### What you need to do
What number of lines in the material contain the word "this"? Give that number alone.

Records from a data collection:
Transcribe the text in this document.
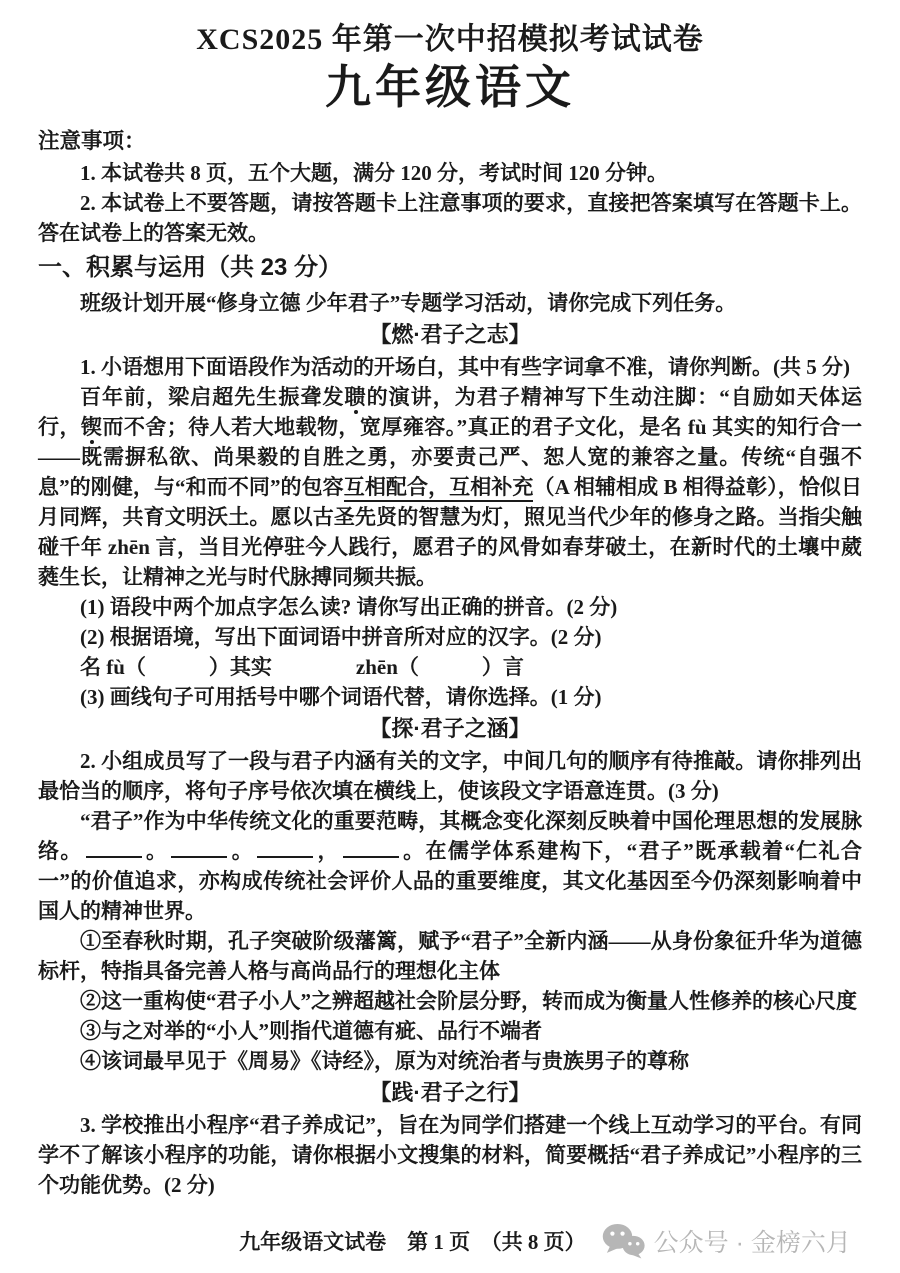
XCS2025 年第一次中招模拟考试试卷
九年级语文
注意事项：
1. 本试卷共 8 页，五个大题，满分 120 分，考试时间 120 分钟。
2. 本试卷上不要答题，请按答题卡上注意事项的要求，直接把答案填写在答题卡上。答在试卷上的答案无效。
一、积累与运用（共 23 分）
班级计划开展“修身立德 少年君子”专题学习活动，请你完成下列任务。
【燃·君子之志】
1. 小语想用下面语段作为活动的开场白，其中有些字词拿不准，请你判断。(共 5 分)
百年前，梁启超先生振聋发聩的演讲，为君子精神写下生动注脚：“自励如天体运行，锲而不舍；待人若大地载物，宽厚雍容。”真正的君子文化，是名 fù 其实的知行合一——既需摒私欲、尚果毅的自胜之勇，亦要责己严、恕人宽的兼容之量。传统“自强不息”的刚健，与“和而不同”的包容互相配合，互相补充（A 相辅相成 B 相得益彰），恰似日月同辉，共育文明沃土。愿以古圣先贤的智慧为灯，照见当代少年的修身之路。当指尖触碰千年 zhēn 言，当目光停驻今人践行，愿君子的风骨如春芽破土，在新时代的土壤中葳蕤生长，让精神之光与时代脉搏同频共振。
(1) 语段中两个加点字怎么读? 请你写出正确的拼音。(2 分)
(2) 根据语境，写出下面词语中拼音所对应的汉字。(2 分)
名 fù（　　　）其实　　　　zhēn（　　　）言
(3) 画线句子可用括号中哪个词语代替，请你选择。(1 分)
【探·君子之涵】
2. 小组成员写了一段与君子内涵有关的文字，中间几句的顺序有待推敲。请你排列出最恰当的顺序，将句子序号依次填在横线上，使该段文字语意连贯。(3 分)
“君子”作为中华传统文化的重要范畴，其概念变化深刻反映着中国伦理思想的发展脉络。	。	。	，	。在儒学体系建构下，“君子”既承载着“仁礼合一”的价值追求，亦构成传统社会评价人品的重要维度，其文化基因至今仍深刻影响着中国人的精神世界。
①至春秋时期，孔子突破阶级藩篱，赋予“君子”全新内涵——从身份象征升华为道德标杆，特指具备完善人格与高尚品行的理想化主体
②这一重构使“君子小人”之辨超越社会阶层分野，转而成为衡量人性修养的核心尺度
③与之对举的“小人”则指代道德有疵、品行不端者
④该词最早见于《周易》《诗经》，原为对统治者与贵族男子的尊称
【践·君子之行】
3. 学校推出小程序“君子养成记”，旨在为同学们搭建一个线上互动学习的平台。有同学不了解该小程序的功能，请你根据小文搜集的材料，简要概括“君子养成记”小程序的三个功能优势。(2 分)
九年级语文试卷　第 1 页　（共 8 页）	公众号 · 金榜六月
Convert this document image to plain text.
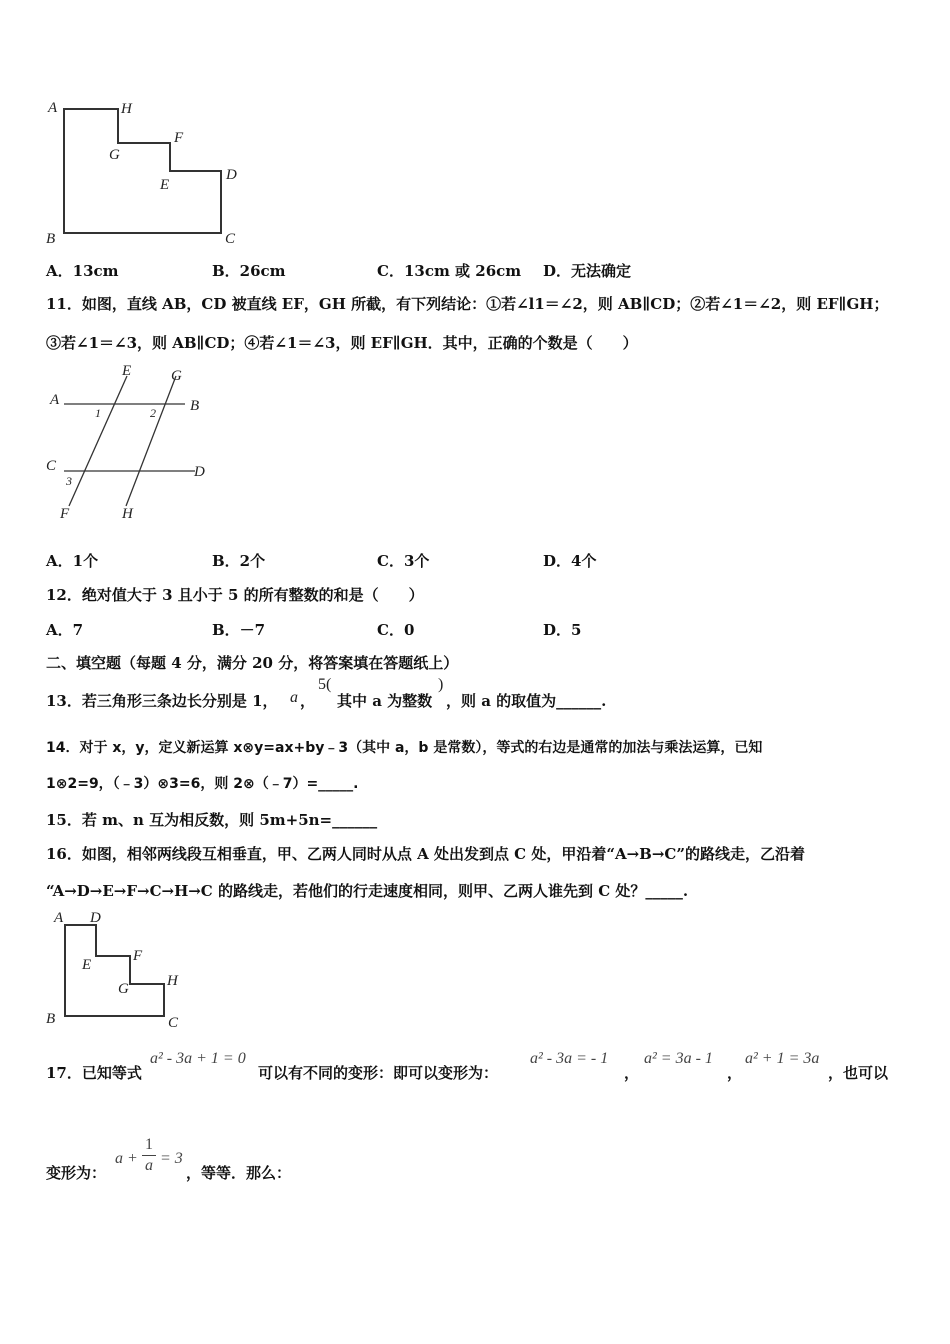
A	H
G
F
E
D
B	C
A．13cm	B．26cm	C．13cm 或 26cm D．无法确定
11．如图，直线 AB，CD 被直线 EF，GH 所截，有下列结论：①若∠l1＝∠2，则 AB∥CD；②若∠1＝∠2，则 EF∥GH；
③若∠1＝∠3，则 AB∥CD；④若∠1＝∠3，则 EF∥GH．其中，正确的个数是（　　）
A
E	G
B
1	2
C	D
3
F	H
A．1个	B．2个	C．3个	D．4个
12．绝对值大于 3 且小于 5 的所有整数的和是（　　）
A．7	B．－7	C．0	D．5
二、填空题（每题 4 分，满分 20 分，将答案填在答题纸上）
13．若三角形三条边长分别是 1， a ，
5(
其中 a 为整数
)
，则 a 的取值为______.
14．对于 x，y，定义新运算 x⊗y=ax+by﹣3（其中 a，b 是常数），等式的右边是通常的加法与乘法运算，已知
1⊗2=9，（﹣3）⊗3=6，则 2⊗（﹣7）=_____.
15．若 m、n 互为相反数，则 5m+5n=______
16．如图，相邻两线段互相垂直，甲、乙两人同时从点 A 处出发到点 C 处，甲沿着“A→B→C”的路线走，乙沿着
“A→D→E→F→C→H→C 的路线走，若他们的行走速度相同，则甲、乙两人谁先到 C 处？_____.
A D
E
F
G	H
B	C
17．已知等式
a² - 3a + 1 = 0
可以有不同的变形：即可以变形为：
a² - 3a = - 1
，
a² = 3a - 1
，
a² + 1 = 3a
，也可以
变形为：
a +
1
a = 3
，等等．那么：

### Task solution
2